→ Task to carry out:
All lines featuring the string "InputView" are to be listed.

→ The input:
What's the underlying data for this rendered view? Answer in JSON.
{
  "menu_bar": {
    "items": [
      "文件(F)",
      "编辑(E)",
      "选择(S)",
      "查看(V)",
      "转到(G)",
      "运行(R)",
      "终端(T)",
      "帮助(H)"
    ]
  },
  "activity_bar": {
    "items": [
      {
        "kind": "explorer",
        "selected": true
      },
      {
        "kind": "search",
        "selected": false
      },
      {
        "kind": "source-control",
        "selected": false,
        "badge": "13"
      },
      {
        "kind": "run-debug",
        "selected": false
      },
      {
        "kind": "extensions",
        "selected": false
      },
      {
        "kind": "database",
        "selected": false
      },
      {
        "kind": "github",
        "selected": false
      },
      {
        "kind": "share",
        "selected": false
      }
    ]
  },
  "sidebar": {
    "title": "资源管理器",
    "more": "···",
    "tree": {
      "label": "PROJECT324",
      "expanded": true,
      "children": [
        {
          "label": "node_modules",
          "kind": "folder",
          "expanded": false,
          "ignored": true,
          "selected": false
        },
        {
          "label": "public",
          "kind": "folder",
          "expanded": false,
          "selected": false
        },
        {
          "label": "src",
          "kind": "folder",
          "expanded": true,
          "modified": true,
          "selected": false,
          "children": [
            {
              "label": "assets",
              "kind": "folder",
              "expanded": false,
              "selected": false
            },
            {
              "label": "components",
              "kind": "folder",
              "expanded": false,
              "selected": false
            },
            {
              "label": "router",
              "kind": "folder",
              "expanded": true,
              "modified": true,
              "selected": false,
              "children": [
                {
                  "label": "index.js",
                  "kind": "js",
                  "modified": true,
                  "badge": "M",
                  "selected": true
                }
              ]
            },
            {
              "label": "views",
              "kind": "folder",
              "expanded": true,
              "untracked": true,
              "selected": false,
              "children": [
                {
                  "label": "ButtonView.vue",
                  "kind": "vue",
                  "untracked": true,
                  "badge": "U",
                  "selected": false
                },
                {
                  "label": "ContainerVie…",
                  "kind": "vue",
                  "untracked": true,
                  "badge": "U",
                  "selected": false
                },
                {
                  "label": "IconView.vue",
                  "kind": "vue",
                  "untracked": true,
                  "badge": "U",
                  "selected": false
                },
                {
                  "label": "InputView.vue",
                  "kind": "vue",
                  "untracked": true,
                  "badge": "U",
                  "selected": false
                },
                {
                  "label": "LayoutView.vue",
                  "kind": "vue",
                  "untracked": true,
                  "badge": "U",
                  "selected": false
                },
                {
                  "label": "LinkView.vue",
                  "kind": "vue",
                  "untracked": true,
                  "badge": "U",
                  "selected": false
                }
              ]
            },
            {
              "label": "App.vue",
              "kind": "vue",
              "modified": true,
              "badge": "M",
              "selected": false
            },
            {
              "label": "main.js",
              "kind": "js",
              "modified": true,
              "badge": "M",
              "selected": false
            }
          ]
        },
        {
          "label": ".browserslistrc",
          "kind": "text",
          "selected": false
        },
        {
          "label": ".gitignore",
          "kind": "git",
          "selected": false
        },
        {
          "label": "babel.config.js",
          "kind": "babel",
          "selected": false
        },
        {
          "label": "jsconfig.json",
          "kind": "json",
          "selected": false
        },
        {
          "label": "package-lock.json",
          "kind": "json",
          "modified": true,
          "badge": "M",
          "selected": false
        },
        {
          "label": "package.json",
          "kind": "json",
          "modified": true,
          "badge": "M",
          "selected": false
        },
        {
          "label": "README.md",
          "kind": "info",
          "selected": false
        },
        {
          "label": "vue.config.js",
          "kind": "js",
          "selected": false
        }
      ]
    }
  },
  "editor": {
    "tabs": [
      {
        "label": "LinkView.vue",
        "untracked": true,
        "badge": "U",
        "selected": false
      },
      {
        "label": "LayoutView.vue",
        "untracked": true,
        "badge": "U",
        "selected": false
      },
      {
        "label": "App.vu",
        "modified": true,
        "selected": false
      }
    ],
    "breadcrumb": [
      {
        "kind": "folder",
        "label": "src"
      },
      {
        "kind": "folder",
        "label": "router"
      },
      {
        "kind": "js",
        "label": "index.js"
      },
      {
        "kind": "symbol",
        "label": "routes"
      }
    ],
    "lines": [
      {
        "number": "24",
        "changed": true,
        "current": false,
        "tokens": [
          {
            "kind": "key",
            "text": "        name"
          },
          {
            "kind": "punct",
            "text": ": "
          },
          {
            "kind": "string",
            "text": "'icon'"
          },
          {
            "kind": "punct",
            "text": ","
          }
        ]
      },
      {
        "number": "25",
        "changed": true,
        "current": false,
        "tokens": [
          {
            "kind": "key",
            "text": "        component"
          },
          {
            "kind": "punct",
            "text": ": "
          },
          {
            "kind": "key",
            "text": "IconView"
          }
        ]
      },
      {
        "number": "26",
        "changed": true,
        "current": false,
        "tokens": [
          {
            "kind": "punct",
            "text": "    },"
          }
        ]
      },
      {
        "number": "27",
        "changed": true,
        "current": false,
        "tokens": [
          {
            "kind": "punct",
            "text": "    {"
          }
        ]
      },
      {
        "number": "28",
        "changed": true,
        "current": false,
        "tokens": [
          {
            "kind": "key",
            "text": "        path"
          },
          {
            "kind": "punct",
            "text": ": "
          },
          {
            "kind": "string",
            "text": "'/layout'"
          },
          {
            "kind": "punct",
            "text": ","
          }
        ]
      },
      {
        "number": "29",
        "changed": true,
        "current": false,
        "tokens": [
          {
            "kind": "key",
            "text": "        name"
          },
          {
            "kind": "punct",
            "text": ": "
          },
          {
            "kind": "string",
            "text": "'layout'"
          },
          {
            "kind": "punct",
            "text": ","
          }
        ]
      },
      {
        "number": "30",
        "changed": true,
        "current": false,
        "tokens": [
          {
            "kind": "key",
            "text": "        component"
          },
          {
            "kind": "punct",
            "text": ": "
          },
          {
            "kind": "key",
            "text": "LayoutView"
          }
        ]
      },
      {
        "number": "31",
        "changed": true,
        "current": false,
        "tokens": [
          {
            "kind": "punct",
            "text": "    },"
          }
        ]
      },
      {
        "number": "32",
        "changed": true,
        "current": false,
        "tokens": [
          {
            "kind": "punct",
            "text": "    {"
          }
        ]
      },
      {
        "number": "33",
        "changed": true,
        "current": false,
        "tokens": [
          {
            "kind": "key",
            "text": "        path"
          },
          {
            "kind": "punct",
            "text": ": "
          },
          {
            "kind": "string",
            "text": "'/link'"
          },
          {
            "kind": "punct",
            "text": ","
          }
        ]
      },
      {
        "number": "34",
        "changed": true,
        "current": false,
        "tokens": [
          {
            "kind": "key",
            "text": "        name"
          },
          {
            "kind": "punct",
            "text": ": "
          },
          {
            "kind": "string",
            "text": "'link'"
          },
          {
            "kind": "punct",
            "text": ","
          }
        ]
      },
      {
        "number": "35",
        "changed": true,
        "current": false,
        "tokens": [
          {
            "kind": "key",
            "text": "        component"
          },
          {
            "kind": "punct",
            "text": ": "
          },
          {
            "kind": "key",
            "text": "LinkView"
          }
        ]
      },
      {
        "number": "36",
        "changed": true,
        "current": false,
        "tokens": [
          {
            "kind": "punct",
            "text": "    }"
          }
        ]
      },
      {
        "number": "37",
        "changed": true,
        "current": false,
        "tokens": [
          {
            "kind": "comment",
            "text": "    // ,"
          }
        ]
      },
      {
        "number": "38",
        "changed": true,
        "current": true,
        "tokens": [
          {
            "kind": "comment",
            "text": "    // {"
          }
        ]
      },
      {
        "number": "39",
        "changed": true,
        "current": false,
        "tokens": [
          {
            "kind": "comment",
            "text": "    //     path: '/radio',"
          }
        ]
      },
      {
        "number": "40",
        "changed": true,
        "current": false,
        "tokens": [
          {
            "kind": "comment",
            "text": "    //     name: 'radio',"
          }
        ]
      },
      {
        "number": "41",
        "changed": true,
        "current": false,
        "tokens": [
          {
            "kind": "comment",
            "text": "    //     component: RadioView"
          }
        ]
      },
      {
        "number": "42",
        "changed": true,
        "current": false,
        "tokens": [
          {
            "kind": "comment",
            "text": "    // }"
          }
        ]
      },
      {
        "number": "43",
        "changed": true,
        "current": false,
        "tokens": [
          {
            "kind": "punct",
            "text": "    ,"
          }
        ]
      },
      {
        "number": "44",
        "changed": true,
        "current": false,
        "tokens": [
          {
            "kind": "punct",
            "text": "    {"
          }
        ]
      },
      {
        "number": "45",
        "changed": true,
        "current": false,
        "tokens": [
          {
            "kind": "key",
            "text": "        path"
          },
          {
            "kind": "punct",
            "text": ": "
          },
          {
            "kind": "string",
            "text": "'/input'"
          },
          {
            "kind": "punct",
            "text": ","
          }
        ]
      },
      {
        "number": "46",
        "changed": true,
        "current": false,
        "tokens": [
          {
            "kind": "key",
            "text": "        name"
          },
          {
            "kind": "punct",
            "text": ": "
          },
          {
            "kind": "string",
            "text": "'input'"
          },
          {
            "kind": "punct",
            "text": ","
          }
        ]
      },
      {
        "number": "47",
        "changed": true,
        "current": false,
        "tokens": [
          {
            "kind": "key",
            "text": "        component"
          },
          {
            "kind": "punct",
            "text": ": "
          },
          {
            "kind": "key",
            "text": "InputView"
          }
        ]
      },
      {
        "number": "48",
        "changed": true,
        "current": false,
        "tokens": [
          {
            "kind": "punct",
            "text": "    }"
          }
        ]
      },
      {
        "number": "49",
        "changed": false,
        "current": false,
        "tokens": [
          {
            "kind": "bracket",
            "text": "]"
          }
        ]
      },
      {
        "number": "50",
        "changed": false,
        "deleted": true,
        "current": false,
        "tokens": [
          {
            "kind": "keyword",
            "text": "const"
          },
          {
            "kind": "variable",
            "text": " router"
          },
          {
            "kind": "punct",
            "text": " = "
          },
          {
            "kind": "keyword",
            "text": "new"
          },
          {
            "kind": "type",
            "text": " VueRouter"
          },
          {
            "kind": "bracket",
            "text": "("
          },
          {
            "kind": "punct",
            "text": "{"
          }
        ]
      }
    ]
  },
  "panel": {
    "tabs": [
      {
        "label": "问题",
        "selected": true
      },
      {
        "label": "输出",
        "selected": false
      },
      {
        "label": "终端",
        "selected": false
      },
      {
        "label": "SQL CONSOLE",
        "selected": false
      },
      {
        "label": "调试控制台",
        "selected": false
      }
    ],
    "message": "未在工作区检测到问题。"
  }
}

→ Expected output:
                  "label": "InputView.vue",
            "text": "InputView"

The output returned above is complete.